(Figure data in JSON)
────────────────────
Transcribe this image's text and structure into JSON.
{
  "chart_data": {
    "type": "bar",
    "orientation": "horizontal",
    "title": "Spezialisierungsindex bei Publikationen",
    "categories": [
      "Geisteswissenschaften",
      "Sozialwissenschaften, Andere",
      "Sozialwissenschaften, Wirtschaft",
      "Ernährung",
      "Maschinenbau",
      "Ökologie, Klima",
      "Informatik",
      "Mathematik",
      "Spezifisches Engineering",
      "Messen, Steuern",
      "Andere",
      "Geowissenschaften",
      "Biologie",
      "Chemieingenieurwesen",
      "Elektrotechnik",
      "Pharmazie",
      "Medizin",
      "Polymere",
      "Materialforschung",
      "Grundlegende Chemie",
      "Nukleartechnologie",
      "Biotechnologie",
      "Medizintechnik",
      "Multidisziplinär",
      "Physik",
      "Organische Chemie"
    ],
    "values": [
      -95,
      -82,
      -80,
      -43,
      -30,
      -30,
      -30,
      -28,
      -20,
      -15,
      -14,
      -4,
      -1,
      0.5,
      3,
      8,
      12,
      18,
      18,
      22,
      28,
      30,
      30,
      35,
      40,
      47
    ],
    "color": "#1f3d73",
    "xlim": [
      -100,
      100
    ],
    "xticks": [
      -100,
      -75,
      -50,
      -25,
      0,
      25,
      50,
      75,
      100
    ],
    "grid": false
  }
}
────────────────────
» Task goal:
Transcribe every record above exactly as it appears.

» Result of the task:
Transcribe this image's text and structure into JSON.
{
  "chart_data": {
    "type": "bar",
    "orientation": "horizontal",
    "title": "Spezialisierungsindex bei Publikationen",
    "categories": [
      "Geisteswissenschaften",
      "Sozialwissenschaften, Andere",
      "Sozialwissenschaften, Wirtschaft",
      "Ernährung",
      "Maschinenbau",
      "Ökologie, Klima",
      "Informatik",
      "Mathematik",
      "Spezifisches Engineering",
      "Messen, Steuern",
      "Andere",
      "Geowissenschaften",
      "Biologie",
      "Chemieingenieurwesen",
      "Elektrotechnik",
      "Pharmazie",
      "Medizin",
      "Polymere",
      "Materialforschung",
      "Grundlegende Chemie",
      "Nukleartechnologie",
      "Biotechnologie",
      "Medizintechnik",
      "Multidisziplinär",
      "Physik",
      "Organische Chemie"
    ],
    "values": [
      -95,
      -82,
      -80,
      -43,
      -30,
      -30,
      -30,
      -28,
      -20,
      -15,
      -14,
      -4,
      -1,
      0.5,
      3,
      8,
      12,
      18,
      18,
      22,
      28,
      30,
      30,
      35,
      40,
      47
    ],
    "color": "#1f3d73",
    "xlim": [
      -100,
      100
    ],
    "xticks": [
      -100,
      -75,
      -50,
      -25,
      0,
      25,
      50,
      75,
      100
    ],
    "grid": false
  }
}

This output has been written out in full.